# START OF PROVIDED INFORMATION

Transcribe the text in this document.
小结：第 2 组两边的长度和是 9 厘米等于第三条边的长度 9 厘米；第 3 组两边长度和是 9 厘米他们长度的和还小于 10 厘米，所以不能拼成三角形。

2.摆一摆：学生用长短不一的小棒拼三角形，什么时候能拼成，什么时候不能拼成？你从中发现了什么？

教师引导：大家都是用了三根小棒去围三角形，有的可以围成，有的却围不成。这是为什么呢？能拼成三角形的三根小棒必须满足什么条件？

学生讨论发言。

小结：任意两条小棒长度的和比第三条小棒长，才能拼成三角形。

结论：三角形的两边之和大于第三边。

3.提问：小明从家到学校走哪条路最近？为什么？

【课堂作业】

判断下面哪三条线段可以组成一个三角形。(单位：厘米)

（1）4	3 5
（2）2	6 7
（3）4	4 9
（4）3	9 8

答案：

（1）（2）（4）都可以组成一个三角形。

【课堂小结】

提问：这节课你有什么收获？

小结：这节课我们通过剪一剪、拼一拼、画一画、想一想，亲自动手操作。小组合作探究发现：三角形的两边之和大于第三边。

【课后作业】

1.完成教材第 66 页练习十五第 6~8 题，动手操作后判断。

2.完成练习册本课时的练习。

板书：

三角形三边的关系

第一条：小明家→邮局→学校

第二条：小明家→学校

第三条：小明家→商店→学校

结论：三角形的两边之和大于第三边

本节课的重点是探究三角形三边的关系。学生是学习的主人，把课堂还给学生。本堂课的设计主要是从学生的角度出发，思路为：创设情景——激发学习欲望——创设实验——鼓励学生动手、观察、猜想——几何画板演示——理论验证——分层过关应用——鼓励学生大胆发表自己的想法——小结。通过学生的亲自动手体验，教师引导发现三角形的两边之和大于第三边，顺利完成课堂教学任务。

# END OF PROVIDED INFORMATION

▶ [EXERCISE]: Each record above should be returned exactly as it appears.

▶ [ANSWER TO THIS PROBLEM]:
Transcribe the text in this document.
小结：第 2 组两边的长度和是 9 厘米等于第三条边的长度 9 厘米；第 3 组两边长度和是 9 厘米他们长度的和还小于 10 厘米，所以不能拼成三角形。

2.摆一摆：学生用长短不一的小棒拼三角形，什么时候能拼成，什么时候不能拼成？你从中发现了什么？

教师引导：大家都是用了三根小棒去围三角形，有的可以围成，有的却围不成。这是为什么呢？能拼成三角形的三根小棒必须满足什么条件？

学生讨论发言。

小结：任意两条小棒长度的和比第三条小棒长，才能拼成三角形。

结论：三角形的两边之和大于第三边。

3.提问：小明从家到学校走哪条路最近？为什么？

【课堂作业】

判断下面哪三条线段可以组成一个三角形。(单位：厘米)

（1）4	3 5
（2）2	6 7
（3）4	4 9
（4）3	9 8

答案：

（1）（2）（4）都可以组成一个三角形。

【课堂小结】

提问：这节课你有什么收获？

小结：这节课我们通过剪一剪、拼一拼、画一画、想一想，亲自动手操作。小组合作探究发现：三角形的两边之和大于第三边。

【课后作业】

1.完成教材第 66 页练习十五第 6~8 题，动手操作后判断。

2.完成练习册本课时的练习。

板书：

三角形三边的关系

第一条：小明家→邮局→学校

第二条：小明家→学校

第三条：小明家→商店→学校

结论：三角形的两边之和大于第三边

本节课的重点是探究三角形三边的关系。学生是学习的主人，把课堂还给学生。本堂课的设计主要是从学生的角度出发，思路为：创设情景——激发学习欲望——创设实验——鼓励学生动手、观察、猜想——几何画板演示——理论验证——分层过关应用——鼓励学生大胆发表自己的想法——小结。通过学生的亲自动手体验，教师引导发现三角形的两边之和大于第三边，顺利完成课堂教学任务。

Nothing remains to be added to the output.